▶
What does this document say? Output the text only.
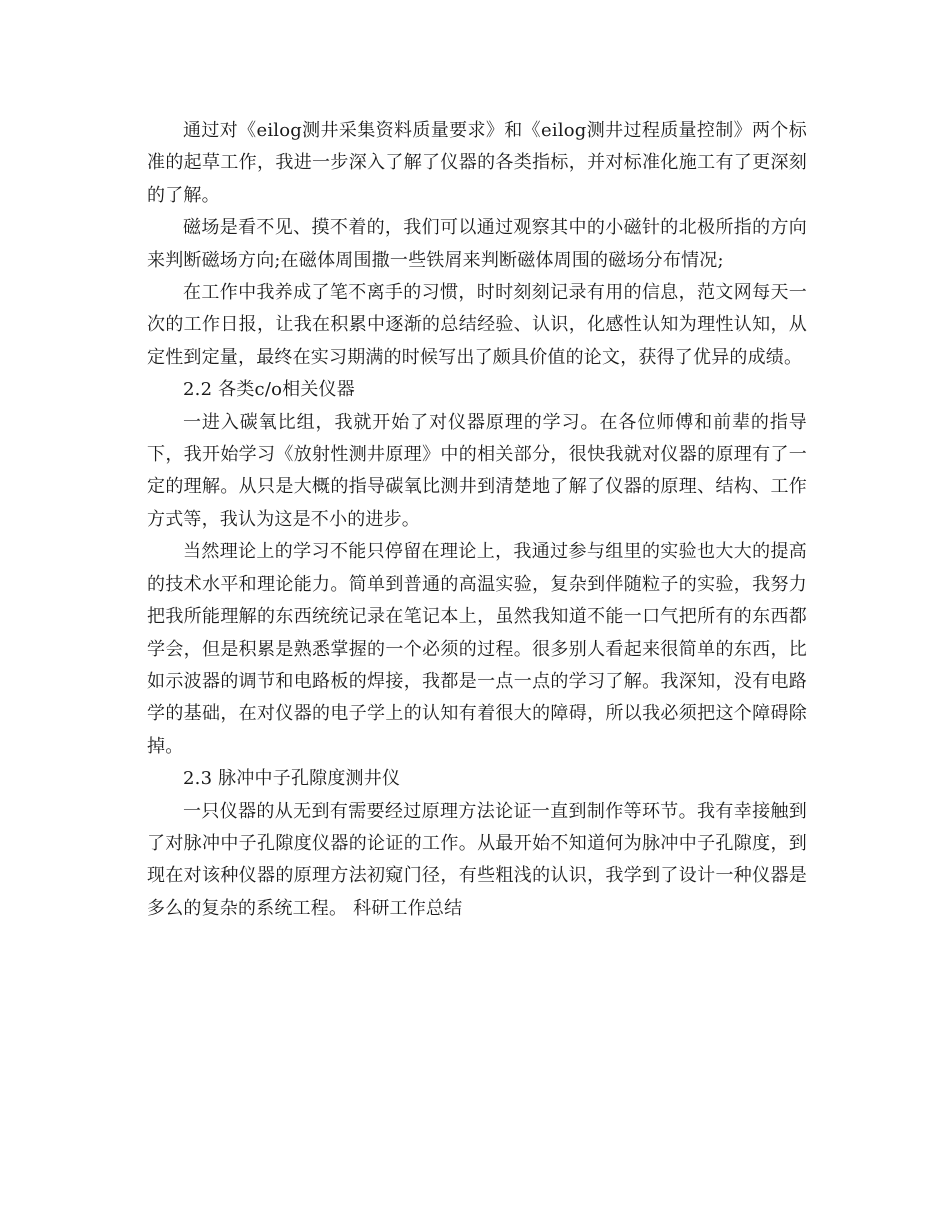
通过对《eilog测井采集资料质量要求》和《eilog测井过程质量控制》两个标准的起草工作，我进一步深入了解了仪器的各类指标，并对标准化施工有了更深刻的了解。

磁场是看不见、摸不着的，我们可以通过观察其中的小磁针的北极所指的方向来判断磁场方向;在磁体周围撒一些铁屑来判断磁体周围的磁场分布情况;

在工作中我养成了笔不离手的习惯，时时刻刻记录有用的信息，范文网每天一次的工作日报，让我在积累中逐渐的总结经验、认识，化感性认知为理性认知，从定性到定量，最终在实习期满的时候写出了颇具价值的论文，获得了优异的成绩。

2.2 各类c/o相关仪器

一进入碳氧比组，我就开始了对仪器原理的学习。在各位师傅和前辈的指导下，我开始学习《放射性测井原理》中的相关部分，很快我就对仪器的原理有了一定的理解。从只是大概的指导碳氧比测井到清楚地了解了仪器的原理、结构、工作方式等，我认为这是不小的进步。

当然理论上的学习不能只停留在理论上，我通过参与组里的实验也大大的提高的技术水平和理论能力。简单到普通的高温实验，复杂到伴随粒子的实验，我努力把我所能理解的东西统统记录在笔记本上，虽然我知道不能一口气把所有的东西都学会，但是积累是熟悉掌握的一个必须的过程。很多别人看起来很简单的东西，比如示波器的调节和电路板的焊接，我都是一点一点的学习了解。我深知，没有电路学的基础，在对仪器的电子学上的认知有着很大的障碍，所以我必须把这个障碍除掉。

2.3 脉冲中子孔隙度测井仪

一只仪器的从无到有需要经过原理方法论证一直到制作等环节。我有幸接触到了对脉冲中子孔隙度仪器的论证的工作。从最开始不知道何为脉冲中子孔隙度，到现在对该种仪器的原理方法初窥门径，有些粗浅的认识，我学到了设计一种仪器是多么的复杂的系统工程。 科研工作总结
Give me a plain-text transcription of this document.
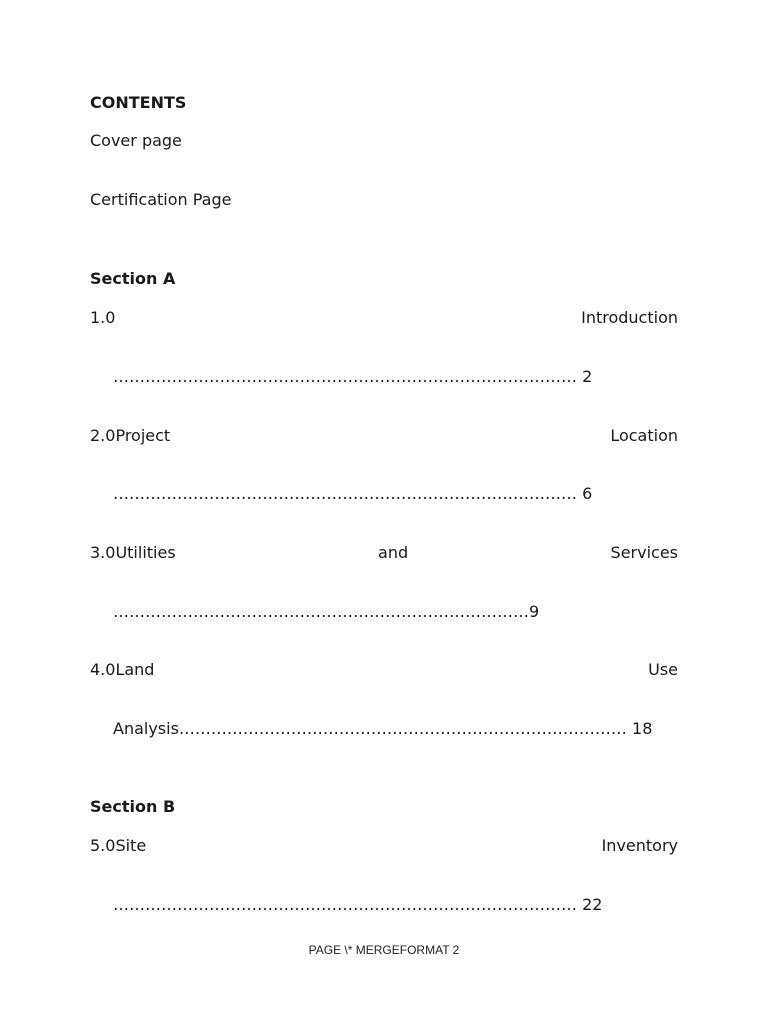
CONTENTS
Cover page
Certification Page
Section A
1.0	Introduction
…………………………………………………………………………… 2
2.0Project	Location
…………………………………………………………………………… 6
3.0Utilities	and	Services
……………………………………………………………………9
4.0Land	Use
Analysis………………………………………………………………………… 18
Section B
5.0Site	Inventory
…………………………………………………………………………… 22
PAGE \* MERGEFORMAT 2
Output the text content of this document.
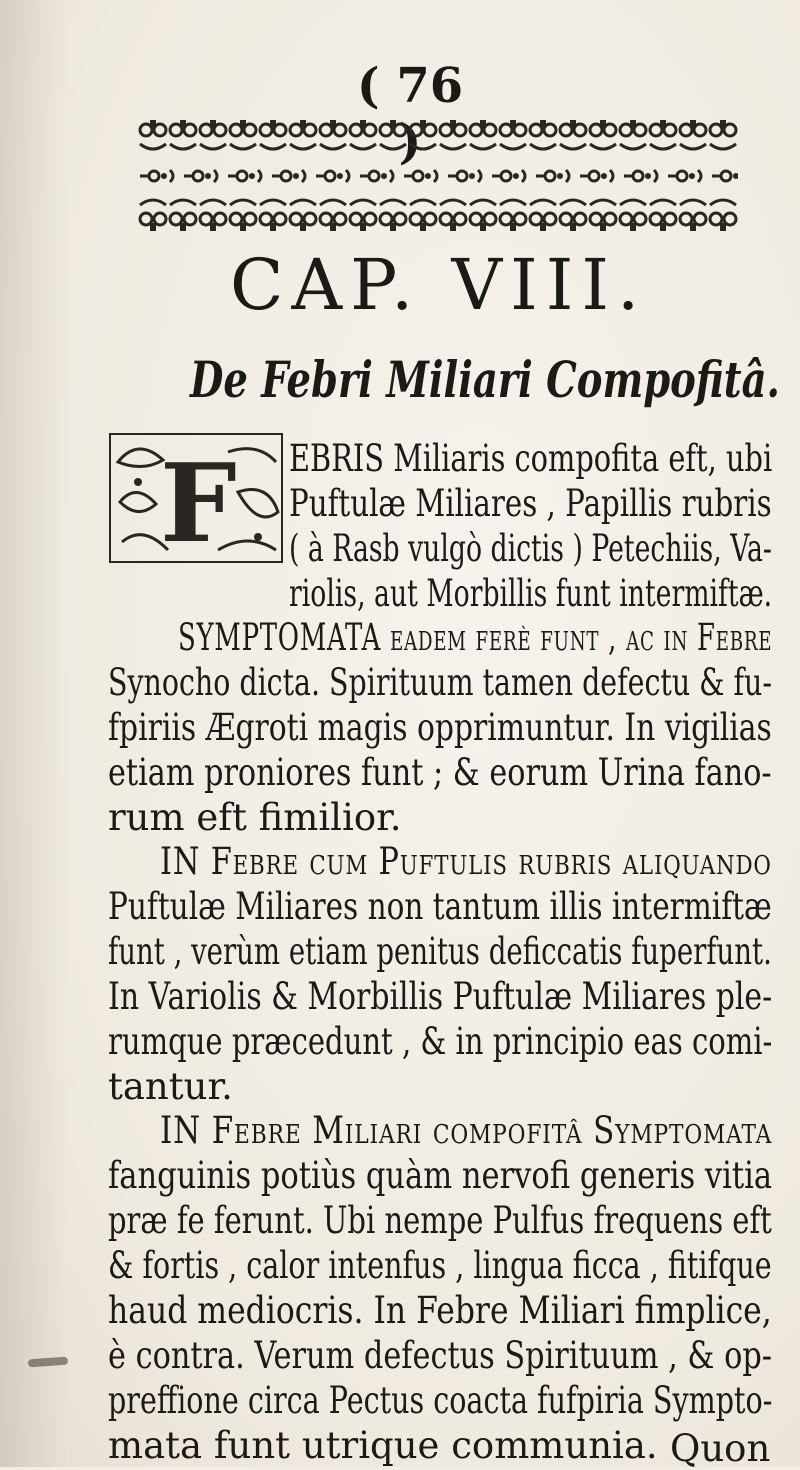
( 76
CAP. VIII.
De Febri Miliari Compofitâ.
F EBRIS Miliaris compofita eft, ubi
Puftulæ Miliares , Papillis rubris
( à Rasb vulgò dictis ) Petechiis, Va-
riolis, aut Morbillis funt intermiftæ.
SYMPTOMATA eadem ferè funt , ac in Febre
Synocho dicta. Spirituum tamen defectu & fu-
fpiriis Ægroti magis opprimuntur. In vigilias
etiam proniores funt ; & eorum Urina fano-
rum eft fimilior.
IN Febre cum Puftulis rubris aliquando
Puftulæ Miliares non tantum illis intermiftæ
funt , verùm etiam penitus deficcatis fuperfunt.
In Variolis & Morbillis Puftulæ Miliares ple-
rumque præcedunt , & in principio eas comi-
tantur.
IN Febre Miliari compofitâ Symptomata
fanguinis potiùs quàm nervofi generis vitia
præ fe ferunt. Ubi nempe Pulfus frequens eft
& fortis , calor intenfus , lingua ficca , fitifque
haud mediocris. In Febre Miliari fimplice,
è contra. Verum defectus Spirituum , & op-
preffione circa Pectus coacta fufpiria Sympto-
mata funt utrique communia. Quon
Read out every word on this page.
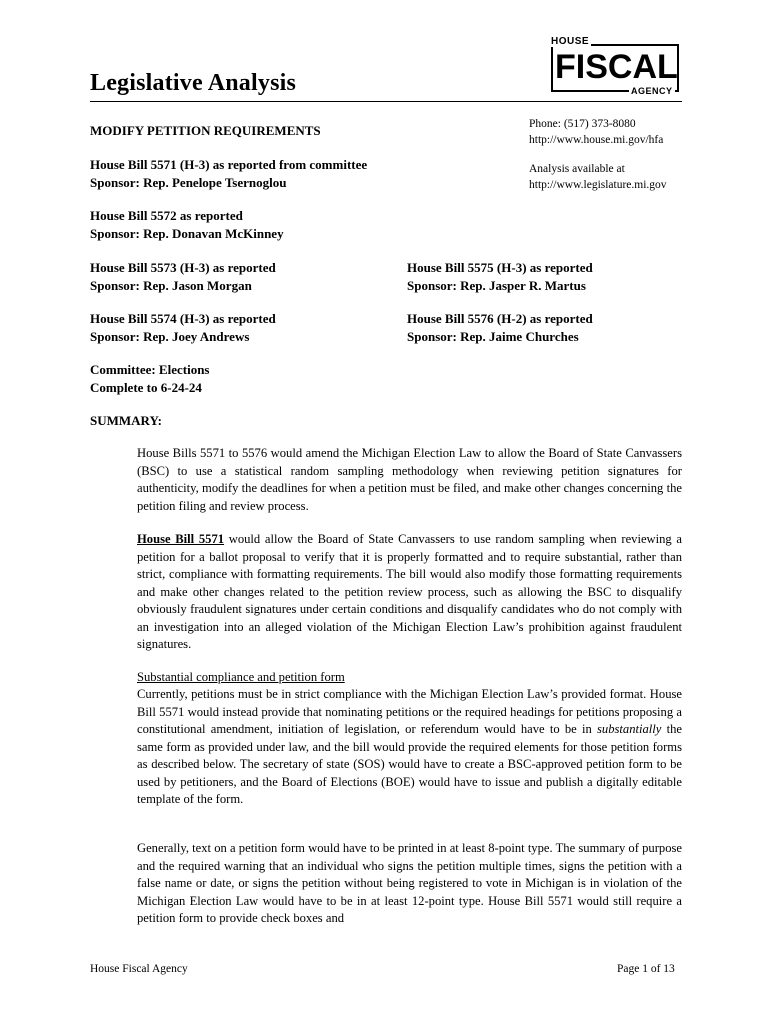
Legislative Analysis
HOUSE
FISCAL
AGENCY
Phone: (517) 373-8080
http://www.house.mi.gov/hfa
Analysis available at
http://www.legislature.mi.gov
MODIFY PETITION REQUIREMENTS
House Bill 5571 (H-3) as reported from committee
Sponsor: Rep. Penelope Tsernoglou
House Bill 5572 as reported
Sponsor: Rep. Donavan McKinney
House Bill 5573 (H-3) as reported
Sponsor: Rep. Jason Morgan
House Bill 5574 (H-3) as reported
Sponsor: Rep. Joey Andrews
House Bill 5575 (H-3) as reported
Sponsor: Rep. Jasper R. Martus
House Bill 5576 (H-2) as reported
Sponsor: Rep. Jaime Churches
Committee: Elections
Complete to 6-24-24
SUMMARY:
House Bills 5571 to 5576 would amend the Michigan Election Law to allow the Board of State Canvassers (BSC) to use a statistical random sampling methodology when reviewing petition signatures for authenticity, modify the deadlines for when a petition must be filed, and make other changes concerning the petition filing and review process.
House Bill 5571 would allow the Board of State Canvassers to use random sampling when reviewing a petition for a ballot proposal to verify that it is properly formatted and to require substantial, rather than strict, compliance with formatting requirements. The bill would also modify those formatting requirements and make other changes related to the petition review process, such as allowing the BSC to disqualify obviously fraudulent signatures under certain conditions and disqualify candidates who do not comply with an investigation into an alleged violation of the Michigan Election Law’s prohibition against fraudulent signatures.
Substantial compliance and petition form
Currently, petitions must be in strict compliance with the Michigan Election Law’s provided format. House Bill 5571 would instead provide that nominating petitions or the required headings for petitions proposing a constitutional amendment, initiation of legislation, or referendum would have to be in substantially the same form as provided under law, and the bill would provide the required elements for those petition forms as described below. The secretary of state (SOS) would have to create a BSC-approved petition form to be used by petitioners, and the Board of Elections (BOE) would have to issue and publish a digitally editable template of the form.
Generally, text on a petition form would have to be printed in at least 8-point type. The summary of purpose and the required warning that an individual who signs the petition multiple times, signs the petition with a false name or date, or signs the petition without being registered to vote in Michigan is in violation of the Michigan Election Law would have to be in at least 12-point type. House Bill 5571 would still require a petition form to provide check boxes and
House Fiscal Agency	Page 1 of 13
◀
▶ [Exercise aim]: Skip the images and write out the rest of the listing exactly.

▶ [The answer]:
What does this document say? Output the text only.
通过对《eilog测井采集资料质量要求》和《eilog测井过程质量控制》两个标准的起草工作，我进一步深入了解了仪器的各类指标，并对标准化施工有了更深刻的了解。

磁场是看不见、摸不着的，我们可以通过观察其中的小磁针的北极所指的方向来判断磁场方向;在磁体周围撒一些铁屑来判断磁体周围的磁场分布情况;

在工作中我养成了笔不离手的习惯，时时刻刻记录有用的信息，范文网每天一次的工作日报，让我在积累中逐渐的总结经验、认识，化感性认知为理性认知，从定性到定量，最终在实习期满的时候写出了颇具价值的论文，获得了优异的成绩。

2.2 各类c/o相关仪器

一进入碳氧比组，我就开始了对仪器原理的学习。在各位师傅和前辈的指导下，我开始学习《放射性测井原理》中的相关部分，很快我就对仪器的原理有了一定的理解。从只是大概的指导碳氧比测井到清楚地了解了仪器的原理、结构、工作方式等，我认为这是不小的进步。

当然理论上的学习不能只停留在理论上，我通过参与组里的实验也大大的提高的技术水平和理论能力。简单到普通的高温实验，复杂到伴随粒子的实验，我努力把我所能理解的东西统统记录在笔记本上，虽然我知道不能一口气把所有的东西都学会，但是积累是熟悉掌握的一个必须的过程。很多别人看起来很简单的东西，比如示波器的调节和电路板的焊接，我都是一点一点的学习了解。我深知，没有电路学的基础，在对仪器的电子学上的认知有着很大的障碍，所以我必须把这个障碍除掉。

2.3 脉冲中子孔隙度测井仪

一只仪器的从无到有需要经过原理方法论证一直到制作等环节。我有幸接触到了对脉冲中子孔隙度仪器的论证的工作。从最开始不知道何为脉冲中子孔隙度，到现在对该种仪器的原理方法初窥门径，有些粗浅的认识，我学到了设计一种仪器是多么的复杂的系统工程。 科研工作总结
Give me a plain-text transcription of this document.
CONTENTS
Cover page
Certification Page
Section A
1.0	Introduction
…………………………………………………………………………… 2
2.0Project	Location
…………………………………………………………………………… 6
3.0Utilities	and	Services
……………………………………………………………………9
4.0Land	Use
Analysis………………………………………………………………………… 18
Section B
5.0Site	Inventory
…………………………………………………………………………… 22
PAGE \* MERGEFORMAT 2
Output the text content of this document.
( 76
CAP. VIII.
De Febri Miliari Compofitâ.
F EBRIS Miliaris compofita eft, ubi
Puftulæ Miliares , Papillis rubris
( à Rasb vulgò dictis ) Petechiis, Va-
riolis, aut Morbillis funt intermiftæ.
SYMPTOMATA eadem ferè funt , ac in Febre
Synocho dicta. Spirituum tamen defectu & fu-
fpiriis Ægroti magis opprimuntur. In vigilias
etiam proniores funt ; & eorum Urina fano-
rum eft fimilior.
IN Febre cum Puftulis rubris aliquando
Puftulæ Miliares non tantum illis intermiftæ
funt , verùm etiam penitus deficcatis fuperfunt.
In Variolis & Morbillis Puftulæ Miliares ple-
rumque præcedunt , & in principio eas comi-
tantur.
IN Febre Miliari compofitâ Symptomata
fanguinis potiùs quàm nervofi generis vitia
præ fe ferunt. Ubi nempe Pulfus frequens eft
& fortis , calor intenfus , lingua ficca , fitifque
haud mediocris. In Febre Miliari fimplice,
è contra. Verum defectus Spirituum , & op-
preffione circa Pectus coacta fufpiria Sympto-
mata funt utrique communia. Quon
Read out every word on this page.
Legislative Analysis
HOUSE
FISCAL
AGENCY
Phone: (517) 373-8080
http://www.house.mi.gov/hfa
Analysis available at
http://www.legislature.mi.gov
MODIFY PETITION REQUIREMENTS
House Bill 5571 (H-3) as reported from committee
Sponsor: Rep. Penelope Tsernoglou
House Bill 5572 as reported
Sponsor: Rep. Donavan McKinney
House Bill 5573 (H-3) as reported
Sponsor: Rep. Jason Morgan
House Bill 5574 (H-3) as reported
Sponsor: Rep. Joey Andrews
House Bill 5575 (H-3) as reported
Sponsor: Rep. Jasper R. Martus
House Bill 5576 (H-2) as reported
Sponsor: Rep. Jaime Churches
Committee: Elections
Complete to 6-24-24
SUMMARY:
House Bills 5571 to 5576 would amend the Michigan Election Law to allow the Board of State Canvassers (BSC) to use a statistical random sampling methodology when reviewing petition signatures for authenticity, modify the deadlines for when a petition must be filed, and make other changes concerning the petition filing and review process.
House Bill 5571 would allow the Board of State Canvassers to use random sampling when reviewing a petition for a ballot proposal to verify that it is properly formatted and to require substantial, rather than strict, compliance with formatting requirements. The bill would also modify those formatting requirements and make other changes related to the petition review process, such as allowing the BSC to disqualify obviously fraudulent signatures under certain conditions and disqualify candidates who do not comply with an investigation into an alleged violation of the Michigan Election Law’s prohibition against fraudulent signatures.
Substantial compliance and petition form
Currently, petitions must be in strict compliance with the Michigan Election Law’s provided format. House Bill 5571 would instead provide that nominating petitions or the required headings for petitions proposing a constitutional amendment, initiation of legislation, or referendum would have to be in substantially the same form as provided under law, and the bill would provide the required elements for those petition forms as described below. The secretary of state (SOS) would have to create a BSC-approved petition form to be used by petitioners, and the Board of Elections (BOE) would have to issue and publish a digitally editable template of the form.
Generally, text on a petition form would have to be printed in at least 8-point type. The summary of purpose and the required warning that an individual who signs the petition multiple times, signs the petition with a false name or date, or signs the petition without being registered to vote in Michigan is in violation of the Michigan Election Law would have to be in at least 12-point type. House Bill 5571 would still require a petition form to provide check boxes and
House Fiscal Agency	Page 1 of 13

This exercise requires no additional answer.